Leave out the pictures and repeat the rest of the material exactly.

[start INPUT]

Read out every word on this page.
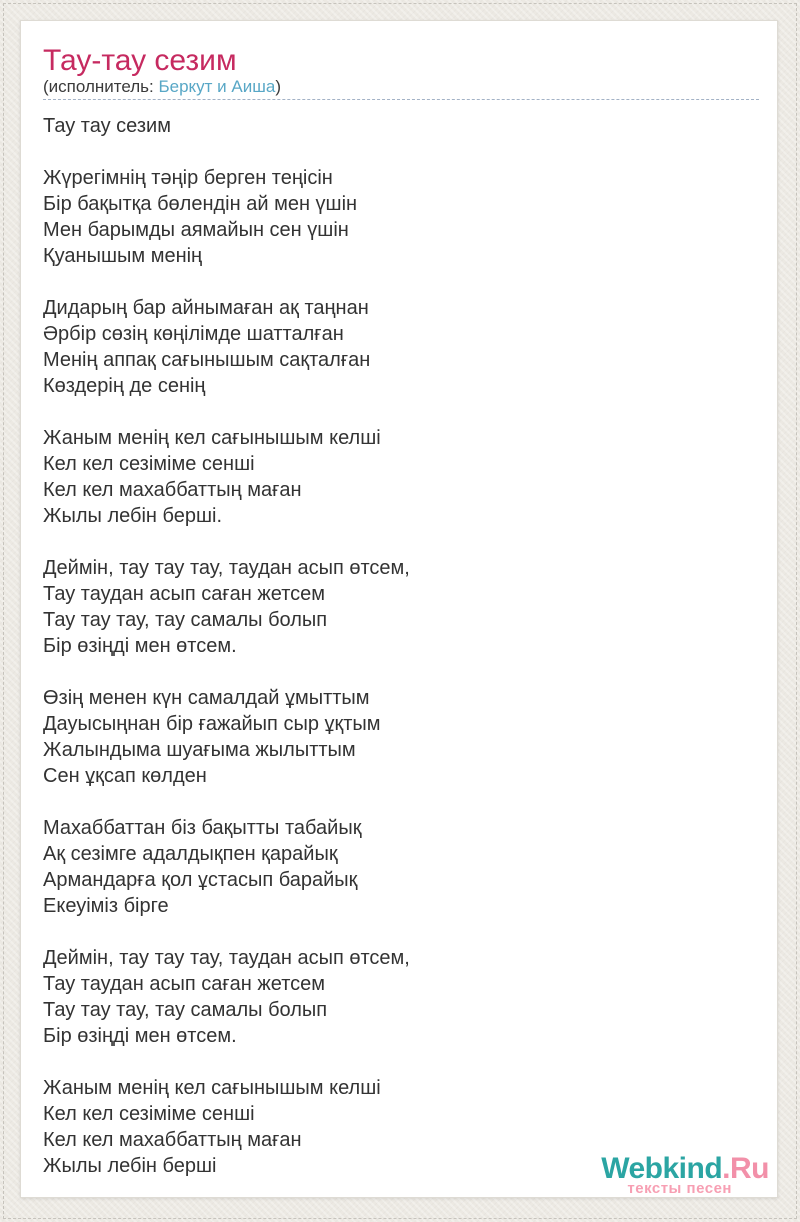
Тау-тау сезим
(исполнитель: Беркут и Аиша)
Тау тау сезим
Жүрегімнің тәңір берген теңісін
Бір бақытқа бөлендін ай мен үшін
Мен барымды аямайын сен үшін
Қуанышым менің
Дидарың бар айнымаған ақ таңнан
Әрбір сөзің көңілімде шатталған
Менің аппақ сағынышым сақталған
Көздерің де сенің
Жаным менің кел сағынышым келші
Кел кел сезіміме сенші
Кел кел махаббаттың маған
Жылы лебін берші.
Деймін, тау тау тау, таудан асып өтсем,
Тау таудан асып саған жетсем
Тау тау тау, тау самалы болып
Бір өзіңді мен өтсем.
Өзің менен күн самалдай ұмыттым
Дауысыңнан бір ғажайып сыр ұқтым
Жалындыма шуағыма жылыттым
Сен ұқсап көлден
Махаббаттан біз бақытты табайық
Ақ сезімге адалдықпен қарайық
Армандарға қол ұстасып барайық
Екеуіміз бірге
Деймін, тау тау тау, таудан асып өтсем,
Тау таудан асып саған жетсем
Тау тау тау, тау самалы болып
Бір өзіңді мен өтсем.
Жаным менің кел сағынышым келші
Кел кел сезіміме сенші
Кел кел махаббаттың маған
Жылы лебін берші	Webkind.Ru
тексты песен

[end INPUT]

**THE SOLUTION**:
Read out every word on this page.
Тау-тау сезим
(исполнитель: Беркут и Аиша)
Тау тау сезим
Жүрегімнің тәңір берген теңісін
Бір бақытқа бөлендін ай мен үшін
Мен барымды аямайын сен үшін
Қуанышым менің
Дидарың бар айнымаған ақ таңнан
Әрбір сөзің көңілімде шатталған
Менің аппақ сағынышым сақталған
Көздерің де сенің
Жаным менің кел сағынышым келші
Кел кел сезіміме сенші
Кел кел махаббаттың маған
Жылы лебін берші.
Деймін, тау тау тау, таудан асып өтсем,
Тау таудан асып саған жетсем
Тау тау тау, тау самалы болып
Бір өзіңді мен өтсем.
Өзің менен күн самалдай ұмыттым
Дауысыңнан бір ғажайып сыр ұқтым
Жалындыма шуағыма жылыттым
Сен ұқсап көлден
Махаббаттан біз бақытты табайық
Ақ сезімге адалдықпен қарайық
Армандарға қол ұстасып барайық
Екеуіміз бірге
Деймін, тау тау тау, таудан асып өтсем,
Тау таудан асып саған жетсем
Тау тау тау, тау самалы болып
Бір өзіңді мен өтсем.
Жаным менің кел сағынышым келші
Кел кел сезіміме сенші
Кел кел махаббаттың маған
Жылы лебін берші	Webkind.Ru
тексты песен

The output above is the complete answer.